| Required work |
Skip the pictures and quote all of the lines exactly.

| Dataset rows |
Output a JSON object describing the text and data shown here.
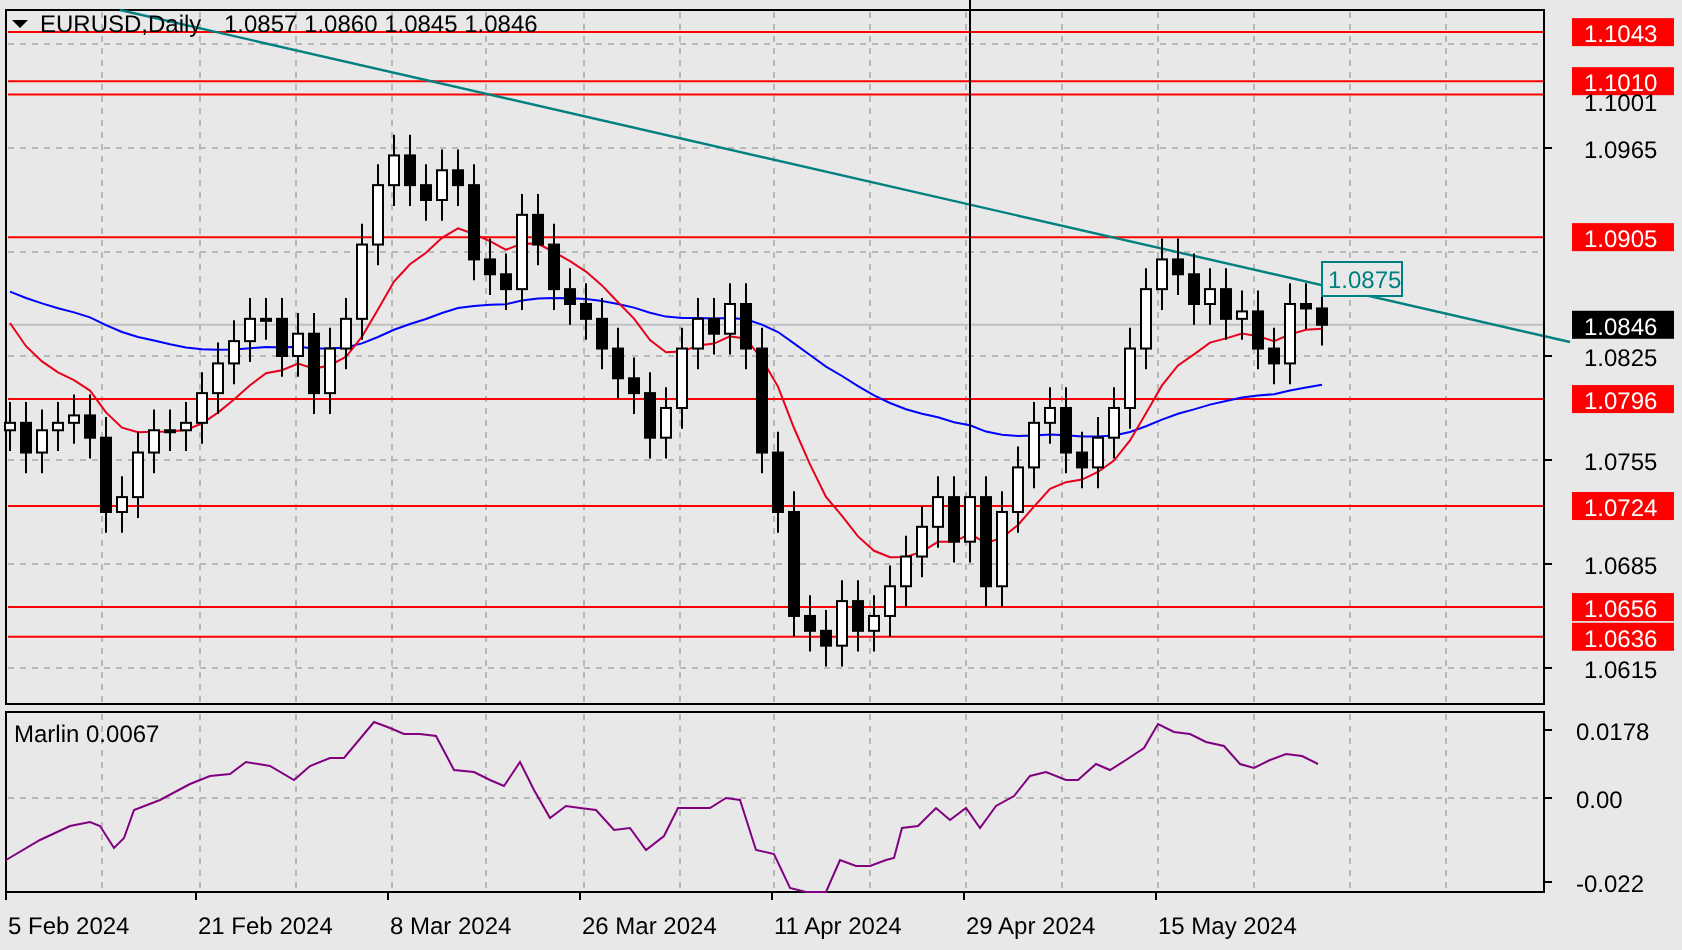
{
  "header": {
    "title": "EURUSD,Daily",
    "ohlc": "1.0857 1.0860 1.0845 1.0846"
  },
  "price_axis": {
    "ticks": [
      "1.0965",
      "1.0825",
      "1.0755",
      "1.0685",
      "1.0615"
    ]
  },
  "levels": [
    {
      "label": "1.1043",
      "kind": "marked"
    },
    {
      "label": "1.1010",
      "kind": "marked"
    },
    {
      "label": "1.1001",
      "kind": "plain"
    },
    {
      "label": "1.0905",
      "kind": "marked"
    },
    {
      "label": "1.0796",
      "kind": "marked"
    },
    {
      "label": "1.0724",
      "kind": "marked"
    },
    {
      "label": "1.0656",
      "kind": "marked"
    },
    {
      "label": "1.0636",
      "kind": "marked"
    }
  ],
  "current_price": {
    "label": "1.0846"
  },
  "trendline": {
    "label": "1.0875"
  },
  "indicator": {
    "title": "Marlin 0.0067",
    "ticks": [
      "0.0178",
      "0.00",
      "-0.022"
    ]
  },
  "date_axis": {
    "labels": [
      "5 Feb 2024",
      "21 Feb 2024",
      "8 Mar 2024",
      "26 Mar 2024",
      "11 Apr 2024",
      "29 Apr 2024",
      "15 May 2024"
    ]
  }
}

| Answer to this problem |
Output a JSON object describing the text and data shown here.
{
  "header": {
    "title": "EURUSD,Daily",
    "ohlc": "1.0857 1.0860 1.0845 1.0846"
  },
  "price_axis": {
    "ticks": [
      "1.0965",
      "1.0825",
      "1.0755",
      "1.0685",
      "1.0615"
    ]
  },
  "levels": [
    {
      "label": "1.1043",
      "kind": "marked"
    },
    {
      "label": "1.1010",
      "kind": "marked"
    },
    {
      "label": "1.1001",
      "kind": "plain"
    },
    {
      "label": "1.0905",
      "kind": "marked"
    },
    {
      "label": "1.0796",
      "kind": "marked"
    },
    {
      "label": "1.0724",
      "kind": "marked"
    },
    {
      "label": "1.0656",
      "kind": "marked"
    },
    {
      "label": "1.0636",
      "kind": "marked"
    }
  ],
  "current_price": {
    "label": "1.0846"
  },
  "trendline": {
    "label": "1.0875"
  },
  "indicator": {
    "title": "Marlin 0.0067",
    "ticks": [
      "0.0178",
      "0.00",
      "-0.022"
    ]
  },
  "date_axis": {
    "labels": [
      "5 Feb 2024",
      "21 Feb 2024",
      "8 Mar 2024",
      "26 Mar 2024",
      "11 Apr 2024",
      "29 Apr 2024",
      "15 May 2024"
    ]
  }
}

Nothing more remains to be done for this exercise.